## MATERIAL:
----

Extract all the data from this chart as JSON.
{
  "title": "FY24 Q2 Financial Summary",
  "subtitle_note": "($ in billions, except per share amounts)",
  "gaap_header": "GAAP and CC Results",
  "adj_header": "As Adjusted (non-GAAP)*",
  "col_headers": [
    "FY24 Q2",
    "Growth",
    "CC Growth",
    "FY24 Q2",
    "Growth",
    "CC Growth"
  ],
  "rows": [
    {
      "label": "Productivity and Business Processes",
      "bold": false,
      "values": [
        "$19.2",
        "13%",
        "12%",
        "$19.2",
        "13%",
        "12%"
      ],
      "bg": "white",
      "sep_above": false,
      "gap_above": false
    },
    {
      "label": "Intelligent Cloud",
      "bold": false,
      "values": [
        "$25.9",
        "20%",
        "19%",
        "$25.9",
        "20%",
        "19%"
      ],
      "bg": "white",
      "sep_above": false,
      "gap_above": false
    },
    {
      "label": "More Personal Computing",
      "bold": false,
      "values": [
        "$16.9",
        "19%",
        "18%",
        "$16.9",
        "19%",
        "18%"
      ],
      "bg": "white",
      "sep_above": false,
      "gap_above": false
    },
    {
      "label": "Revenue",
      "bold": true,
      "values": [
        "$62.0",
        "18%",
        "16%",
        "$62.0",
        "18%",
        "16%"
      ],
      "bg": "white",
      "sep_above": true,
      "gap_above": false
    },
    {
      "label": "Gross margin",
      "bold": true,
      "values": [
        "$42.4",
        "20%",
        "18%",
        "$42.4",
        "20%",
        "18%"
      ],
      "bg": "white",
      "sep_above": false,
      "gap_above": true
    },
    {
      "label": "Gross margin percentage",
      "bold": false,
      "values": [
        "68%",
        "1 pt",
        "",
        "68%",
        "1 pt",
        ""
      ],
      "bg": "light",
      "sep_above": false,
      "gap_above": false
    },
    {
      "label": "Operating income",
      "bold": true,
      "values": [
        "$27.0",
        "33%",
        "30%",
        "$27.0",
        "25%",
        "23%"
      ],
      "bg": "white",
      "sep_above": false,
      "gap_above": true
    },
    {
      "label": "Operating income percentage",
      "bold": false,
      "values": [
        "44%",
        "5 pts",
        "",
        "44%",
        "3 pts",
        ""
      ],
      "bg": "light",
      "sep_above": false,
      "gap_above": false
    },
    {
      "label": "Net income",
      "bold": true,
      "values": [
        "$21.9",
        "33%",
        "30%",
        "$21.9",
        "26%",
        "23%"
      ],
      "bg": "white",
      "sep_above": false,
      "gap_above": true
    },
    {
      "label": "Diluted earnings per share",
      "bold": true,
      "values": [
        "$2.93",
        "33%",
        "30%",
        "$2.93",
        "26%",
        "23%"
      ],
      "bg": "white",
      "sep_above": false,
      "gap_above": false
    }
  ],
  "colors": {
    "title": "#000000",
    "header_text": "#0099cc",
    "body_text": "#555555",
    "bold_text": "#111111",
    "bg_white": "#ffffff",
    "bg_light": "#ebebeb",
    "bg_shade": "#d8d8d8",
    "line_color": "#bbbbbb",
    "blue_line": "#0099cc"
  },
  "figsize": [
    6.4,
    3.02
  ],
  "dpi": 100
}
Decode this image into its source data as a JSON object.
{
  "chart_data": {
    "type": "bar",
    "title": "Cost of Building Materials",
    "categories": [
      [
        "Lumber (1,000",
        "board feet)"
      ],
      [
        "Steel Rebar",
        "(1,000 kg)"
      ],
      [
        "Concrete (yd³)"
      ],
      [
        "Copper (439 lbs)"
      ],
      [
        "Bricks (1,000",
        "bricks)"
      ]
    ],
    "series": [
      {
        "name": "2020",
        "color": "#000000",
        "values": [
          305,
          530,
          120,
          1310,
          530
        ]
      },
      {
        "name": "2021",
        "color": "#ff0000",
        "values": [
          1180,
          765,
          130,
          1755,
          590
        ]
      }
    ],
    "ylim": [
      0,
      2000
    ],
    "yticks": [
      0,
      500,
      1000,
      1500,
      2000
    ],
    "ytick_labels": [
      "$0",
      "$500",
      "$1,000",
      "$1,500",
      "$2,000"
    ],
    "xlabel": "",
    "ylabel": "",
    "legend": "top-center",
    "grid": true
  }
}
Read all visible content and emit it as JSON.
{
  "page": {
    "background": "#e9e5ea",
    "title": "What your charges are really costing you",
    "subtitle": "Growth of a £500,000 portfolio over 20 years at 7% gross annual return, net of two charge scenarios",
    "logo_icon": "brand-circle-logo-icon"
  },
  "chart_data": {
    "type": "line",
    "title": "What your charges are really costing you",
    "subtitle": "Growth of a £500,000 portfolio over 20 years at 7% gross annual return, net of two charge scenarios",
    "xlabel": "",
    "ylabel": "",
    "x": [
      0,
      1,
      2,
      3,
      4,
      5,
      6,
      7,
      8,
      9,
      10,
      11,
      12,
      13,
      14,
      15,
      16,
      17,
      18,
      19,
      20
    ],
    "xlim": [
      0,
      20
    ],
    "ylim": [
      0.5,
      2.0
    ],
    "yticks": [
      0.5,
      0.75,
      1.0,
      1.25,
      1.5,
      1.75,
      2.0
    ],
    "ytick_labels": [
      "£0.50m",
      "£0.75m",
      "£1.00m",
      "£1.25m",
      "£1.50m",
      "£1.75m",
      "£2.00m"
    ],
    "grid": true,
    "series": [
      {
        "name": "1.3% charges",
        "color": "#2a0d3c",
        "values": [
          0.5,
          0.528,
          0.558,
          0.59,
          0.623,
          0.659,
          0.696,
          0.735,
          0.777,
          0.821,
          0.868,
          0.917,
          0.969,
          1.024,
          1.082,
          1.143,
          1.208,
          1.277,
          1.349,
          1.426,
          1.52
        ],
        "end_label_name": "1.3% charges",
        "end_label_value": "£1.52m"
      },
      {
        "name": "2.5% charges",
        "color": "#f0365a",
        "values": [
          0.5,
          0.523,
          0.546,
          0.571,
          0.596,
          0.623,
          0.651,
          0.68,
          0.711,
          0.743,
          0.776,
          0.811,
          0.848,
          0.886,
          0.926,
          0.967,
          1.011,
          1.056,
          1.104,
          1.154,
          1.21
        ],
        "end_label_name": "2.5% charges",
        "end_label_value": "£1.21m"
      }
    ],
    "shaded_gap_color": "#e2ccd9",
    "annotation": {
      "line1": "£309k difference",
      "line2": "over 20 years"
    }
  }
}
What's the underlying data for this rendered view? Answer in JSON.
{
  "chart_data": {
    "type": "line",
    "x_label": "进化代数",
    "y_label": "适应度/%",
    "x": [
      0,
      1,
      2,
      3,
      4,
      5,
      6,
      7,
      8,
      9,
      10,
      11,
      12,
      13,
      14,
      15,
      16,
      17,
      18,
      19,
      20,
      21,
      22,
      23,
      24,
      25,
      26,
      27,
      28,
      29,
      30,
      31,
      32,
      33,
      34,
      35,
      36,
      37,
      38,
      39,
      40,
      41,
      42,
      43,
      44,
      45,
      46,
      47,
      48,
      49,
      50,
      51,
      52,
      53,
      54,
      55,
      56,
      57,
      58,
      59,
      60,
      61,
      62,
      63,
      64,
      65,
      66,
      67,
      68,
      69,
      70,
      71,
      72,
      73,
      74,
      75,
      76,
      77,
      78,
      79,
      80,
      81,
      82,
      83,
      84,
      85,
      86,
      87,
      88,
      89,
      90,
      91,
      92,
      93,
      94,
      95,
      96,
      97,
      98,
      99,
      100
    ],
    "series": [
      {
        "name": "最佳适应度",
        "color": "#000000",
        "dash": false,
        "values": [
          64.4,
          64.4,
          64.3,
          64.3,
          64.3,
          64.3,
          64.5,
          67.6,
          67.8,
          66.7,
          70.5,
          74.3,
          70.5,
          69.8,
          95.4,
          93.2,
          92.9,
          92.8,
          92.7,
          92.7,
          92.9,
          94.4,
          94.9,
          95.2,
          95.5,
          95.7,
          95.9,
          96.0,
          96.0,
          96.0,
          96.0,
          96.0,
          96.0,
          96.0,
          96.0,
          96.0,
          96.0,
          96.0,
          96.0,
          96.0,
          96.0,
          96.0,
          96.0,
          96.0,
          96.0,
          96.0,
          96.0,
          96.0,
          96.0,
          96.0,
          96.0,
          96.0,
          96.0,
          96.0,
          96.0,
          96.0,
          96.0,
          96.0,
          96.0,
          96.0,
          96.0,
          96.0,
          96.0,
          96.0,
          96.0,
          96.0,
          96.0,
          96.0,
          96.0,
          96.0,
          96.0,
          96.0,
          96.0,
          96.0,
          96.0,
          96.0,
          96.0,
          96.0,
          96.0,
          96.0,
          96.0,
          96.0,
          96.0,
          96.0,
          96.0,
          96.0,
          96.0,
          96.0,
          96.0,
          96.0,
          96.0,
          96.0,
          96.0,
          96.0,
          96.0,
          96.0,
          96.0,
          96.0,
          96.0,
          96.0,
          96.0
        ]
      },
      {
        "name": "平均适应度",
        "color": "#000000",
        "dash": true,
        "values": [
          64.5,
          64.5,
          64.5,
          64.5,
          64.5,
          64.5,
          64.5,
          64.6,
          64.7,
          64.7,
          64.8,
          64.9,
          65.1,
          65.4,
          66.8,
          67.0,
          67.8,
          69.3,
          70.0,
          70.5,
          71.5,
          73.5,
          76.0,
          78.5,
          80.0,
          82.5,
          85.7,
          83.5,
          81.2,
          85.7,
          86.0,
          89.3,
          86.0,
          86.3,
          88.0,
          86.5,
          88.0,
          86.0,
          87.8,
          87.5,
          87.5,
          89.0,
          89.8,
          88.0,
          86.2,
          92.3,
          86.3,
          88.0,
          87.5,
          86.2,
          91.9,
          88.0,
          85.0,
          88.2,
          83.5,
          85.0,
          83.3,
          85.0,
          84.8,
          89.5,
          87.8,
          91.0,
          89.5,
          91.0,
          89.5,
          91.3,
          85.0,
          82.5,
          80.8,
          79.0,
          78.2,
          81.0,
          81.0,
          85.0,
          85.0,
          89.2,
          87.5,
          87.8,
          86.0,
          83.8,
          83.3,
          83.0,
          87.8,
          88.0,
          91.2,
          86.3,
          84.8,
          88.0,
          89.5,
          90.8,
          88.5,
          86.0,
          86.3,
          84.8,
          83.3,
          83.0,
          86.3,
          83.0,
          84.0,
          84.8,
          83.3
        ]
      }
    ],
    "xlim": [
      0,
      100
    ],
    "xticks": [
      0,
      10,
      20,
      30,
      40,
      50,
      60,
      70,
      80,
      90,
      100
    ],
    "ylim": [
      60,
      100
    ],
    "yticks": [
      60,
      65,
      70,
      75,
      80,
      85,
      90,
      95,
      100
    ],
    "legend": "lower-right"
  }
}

----

Select from the material above each line in which the string "legend" appears, and list those lines.

    "legend": "top-center",
    "legend": "lower-right"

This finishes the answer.